**Exercise task:**
Answer these questions from the commentary on Irish independent politicians below:
1. What share of the polling vote for Ind/Other does the text call untenable across a protracted period?
2. Which three politicians are given as less happy examples in regard to retaining a seat?
3. In the final paragraph, whose approach does Leahy critique?

**Extract provided:**
>> Start
Just on that thought there is the question as to when this part of that will have played out, and when some sort of balance will reenter the Irish political system. It seems untenable that Ind/Other can remain at 20 − 30% of the polling vote across a protracted period – one would imagine that even were very very significant numbers of Ind/Others to be returned (and in particular Ind) then at the subsequent election they would most likely be decimated if government formation proved overly difficult. Though that said one also has to factor in the local aspect of it and the ability of Ind/Others to hold their seats across two or three consecutive Dáil elections.

If one thinks of Gregory, Healy-Rae, Lowry, Higgins, et al none of those were (or are) unable to retain a seat for long periods of time. And while the examples of Breen, Cowley and McHugh are less happy in that regard it seems reasonable to suggest that once an Independent TD can carve out a clear space in a constituency or successfully contesting two elections their chances of holding the seat increase. Given that many of those who are currently in the Dáíl look likely to retain their seats that may have significant implications for Ind/Other figures two and more elections down the line.

Anyhow, Leahy neatly critiques the approach of some of the political parties towards that rise and how that approach has foundered.
>> End
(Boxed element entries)
>> Start
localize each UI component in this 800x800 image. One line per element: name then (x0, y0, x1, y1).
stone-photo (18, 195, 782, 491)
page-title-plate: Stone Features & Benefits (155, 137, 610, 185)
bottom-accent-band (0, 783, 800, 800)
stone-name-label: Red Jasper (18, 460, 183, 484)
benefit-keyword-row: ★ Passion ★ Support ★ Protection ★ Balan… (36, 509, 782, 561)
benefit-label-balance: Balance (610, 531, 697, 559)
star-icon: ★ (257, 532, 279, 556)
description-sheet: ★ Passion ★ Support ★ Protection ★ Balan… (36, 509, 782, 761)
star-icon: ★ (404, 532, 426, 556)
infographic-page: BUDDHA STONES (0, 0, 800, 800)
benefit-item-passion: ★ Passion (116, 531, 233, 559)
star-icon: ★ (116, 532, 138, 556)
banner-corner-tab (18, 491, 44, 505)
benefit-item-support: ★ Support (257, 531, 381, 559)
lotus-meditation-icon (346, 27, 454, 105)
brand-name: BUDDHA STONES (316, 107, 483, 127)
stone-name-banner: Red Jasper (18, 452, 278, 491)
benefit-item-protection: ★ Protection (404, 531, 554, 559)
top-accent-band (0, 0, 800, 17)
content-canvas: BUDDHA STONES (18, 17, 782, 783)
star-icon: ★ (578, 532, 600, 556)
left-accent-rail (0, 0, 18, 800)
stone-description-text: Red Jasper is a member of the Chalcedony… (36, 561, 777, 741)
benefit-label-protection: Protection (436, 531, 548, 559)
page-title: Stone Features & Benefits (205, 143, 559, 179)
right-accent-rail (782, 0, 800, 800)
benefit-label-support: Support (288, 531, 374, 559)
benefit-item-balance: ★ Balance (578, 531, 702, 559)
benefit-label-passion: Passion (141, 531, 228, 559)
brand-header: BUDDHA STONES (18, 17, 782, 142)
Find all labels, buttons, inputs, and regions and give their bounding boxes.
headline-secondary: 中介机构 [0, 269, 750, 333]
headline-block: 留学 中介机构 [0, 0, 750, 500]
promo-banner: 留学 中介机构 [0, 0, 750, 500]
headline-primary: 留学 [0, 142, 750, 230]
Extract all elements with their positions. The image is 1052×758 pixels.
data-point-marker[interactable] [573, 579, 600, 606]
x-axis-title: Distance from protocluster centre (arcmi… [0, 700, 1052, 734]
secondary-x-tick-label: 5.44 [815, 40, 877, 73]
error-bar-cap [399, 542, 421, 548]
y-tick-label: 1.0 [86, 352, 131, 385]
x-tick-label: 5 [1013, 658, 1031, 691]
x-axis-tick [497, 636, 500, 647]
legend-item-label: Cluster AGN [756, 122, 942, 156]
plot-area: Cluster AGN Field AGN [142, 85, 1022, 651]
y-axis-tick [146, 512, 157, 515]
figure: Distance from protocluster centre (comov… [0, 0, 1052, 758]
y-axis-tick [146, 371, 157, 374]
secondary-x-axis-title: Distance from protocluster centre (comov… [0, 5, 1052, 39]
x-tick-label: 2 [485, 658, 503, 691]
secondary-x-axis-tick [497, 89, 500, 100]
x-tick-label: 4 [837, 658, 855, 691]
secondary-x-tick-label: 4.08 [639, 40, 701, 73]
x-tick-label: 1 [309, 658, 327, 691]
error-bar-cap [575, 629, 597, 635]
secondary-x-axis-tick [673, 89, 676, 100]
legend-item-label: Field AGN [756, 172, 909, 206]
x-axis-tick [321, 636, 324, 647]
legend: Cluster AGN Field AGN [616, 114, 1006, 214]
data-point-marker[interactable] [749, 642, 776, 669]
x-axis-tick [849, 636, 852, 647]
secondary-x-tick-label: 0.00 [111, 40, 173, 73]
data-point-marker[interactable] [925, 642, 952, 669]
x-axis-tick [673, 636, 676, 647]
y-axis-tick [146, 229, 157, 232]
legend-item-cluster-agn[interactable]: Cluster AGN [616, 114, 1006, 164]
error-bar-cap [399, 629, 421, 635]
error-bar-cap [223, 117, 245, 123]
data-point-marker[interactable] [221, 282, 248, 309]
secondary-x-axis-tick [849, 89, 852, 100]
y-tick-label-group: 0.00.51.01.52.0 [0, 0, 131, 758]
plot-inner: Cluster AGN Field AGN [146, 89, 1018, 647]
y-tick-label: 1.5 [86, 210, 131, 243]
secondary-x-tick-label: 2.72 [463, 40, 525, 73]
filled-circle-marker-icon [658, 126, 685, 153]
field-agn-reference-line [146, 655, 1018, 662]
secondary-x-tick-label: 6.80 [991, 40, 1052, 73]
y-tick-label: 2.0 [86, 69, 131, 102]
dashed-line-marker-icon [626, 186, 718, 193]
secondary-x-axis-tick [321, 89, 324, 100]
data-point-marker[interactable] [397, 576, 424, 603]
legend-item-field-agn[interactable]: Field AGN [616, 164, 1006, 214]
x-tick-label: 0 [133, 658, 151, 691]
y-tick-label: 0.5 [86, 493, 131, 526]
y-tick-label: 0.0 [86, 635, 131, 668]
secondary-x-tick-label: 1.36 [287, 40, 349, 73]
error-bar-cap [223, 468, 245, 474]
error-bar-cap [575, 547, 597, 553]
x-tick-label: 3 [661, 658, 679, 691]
>> End
**The completed task:**
1. 20 − 30%
2. Breen, Cowley and McHugh
3. Some of the political parties